[Figure data in JSON]
•••

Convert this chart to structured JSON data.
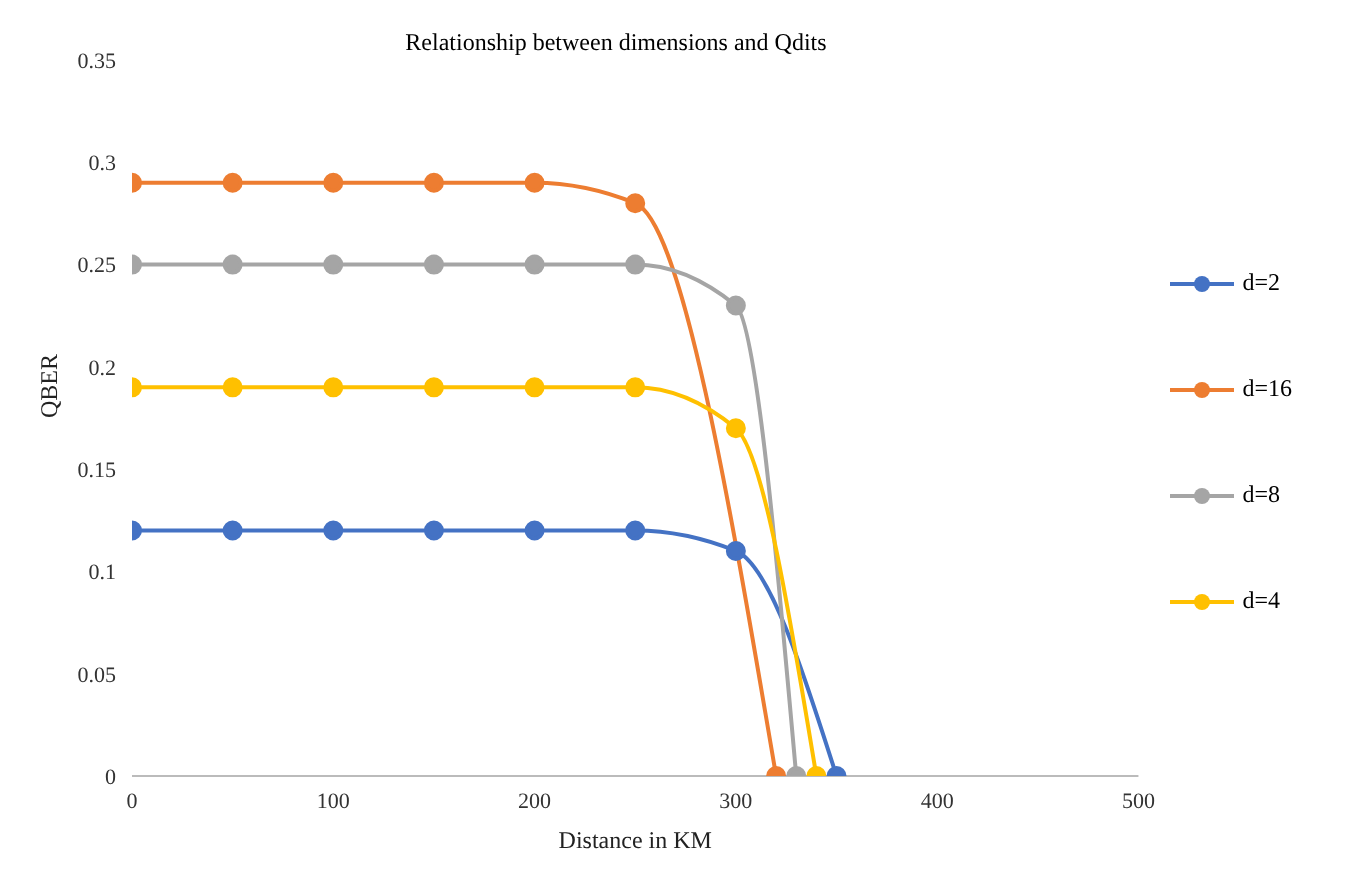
{
  "chart_data": {
    "type": "line",
    "title": "Relationship between dimensions and Qdits",
    "xlabel": "Distance in KM",
    "ylabel": "QBER",
    "xlim": [
      0,
      500
    ],
    "xticks": [
      0,
      100,
      200,
      300,
      400,
      500
    ],
    "ylim": [
      0,
      0.35
    ],
    "yticks": [
      0,
      0.05,
      0.1,
      0.15,
      0.2,
      0.25,
      0.3,
      0.35
    ],
    "series": [
      {
        "name": "d=2",
        "color": "#4472c4",
        "x": [
          0,
          50,
          100,
          150,
          200,
          250,
          300,
          350
        ],
        "values": [
          0.12,
          0.12,
          0.12,
          0.12,
          0.12,
          0.12,
          0.11,
          0
        ]
      },
      {
        "name": "d=16",
        "color": "#ed7d31",
        "x": [
          0,
          50,
          100,
          150,
          200,
          250,
          320
        ],
        "values": [
          0.29,
          0.29,
          0.29,
          0.29,
          0.29,
          0.28,
          0
        ]
      },
      {
        "name": "d=8",
        "color": "#a5a5a5",
        "x": [
          0,
          50,
          100,
          150,
          200,
          250,
          300,
          330
        ],
        "values": [
          0.25,
          0.25,
          0.25,
          0.25,
          0.25,
          0.25,
          0.23,
          0
        ]
      },
      {
        "name": "d=4",
        "color": "#ffc000",
        "x": [
          0,
          50,
          100,
          150,
          200,
          250,
          300,
          340
        ],
        "values": [
          0.19,
          0.19,
          0.19,
          0.19,
          0.19,
          0.19,
          0.17,
          0
        ]
      }
    ],
    "grid": false,
    "legend": "right",
    "marker": "circle",
    "line_style": "solid"
  }
}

•••

* What to work on: Report how many lines in this data include the string "color", and nothing else.

* Solution to this problem: 4